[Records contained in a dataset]

+-------+

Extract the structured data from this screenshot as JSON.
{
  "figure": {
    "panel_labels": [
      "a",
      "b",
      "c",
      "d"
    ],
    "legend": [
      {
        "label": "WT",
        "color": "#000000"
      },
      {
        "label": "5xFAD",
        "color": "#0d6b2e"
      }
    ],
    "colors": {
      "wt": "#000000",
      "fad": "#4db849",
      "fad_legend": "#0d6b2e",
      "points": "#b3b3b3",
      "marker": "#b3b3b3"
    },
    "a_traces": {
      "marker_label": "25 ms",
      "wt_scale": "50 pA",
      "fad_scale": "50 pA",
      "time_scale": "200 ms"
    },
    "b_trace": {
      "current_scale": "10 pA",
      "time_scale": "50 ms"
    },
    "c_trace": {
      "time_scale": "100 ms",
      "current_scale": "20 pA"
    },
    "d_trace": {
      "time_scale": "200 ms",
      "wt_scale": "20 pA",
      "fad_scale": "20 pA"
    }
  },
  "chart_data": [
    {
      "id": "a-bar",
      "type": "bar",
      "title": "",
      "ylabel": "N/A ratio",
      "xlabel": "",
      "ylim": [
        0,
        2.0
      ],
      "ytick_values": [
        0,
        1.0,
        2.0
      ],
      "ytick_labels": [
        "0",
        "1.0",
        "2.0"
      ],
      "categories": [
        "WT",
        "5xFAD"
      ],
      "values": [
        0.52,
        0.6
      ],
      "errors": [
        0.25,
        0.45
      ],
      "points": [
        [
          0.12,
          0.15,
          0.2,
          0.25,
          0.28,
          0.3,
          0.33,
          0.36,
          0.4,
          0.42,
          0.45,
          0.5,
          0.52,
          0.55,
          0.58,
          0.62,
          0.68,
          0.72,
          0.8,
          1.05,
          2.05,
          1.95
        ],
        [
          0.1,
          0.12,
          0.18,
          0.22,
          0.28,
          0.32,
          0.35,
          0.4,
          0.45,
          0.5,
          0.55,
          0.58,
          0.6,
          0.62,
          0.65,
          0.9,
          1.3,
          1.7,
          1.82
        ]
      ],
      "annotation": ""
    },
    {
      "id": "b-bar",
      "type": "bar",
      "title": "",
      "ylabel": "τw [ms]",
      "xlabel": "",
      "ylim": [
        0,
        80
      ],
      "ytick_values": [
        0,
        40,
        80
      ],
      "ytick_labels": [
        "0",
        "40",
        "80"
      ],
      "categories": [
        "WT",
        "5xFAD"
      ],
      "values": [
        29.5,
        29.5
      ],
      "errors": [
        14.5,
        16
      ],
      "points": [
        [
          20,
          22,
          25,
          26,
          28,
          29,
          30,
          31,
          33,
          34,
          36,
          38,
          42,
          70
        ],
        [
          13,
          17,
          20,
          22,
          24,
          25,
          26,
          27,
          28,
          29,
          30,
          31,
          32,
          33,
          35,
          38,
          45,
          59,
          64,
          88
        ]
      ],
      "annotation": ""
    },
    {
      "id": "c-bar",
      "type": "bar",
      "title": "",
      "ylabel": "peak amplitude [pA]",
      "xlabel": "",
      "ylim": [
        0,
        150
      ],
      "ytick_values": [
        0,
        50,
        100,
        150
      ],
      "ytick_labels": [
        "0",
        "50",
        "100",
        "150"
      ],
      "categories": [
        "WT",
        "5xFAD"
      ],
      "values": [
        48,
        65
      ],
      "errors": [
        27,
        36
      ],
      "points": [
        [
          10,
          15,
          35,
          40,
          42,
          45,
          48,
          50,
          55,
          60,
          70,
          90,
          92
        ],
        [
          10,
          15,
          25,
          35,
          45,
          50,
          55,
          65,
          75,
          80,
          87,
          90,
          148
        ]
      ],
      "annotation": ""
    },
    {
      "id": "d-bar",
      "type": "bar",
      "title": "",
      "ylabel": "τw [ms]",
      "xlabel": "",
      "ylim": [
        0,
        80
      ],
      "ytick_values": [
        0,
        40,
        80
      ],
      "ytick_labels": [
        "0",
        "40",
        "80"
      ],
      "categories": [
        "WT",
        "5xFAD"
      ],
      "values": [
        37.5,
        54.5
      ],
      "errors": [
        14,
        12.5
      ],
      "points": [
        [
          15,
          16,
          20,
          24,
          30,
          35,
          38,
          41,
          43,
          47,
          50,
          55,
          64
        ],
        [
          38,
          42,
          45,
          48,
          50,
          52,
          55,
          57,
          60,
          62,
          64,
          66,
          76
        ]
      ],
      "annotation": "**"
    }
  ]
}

+-------+

Job: Identify the lines in the entries above that contain "ylabel", then copy them out.

Final result:
      "ylabel": "N/A ratio",
      "ylabel": "τw [ms]",
      "ylabel": "peak amplitude [pA]",
      "ylabel": "τw [ms]",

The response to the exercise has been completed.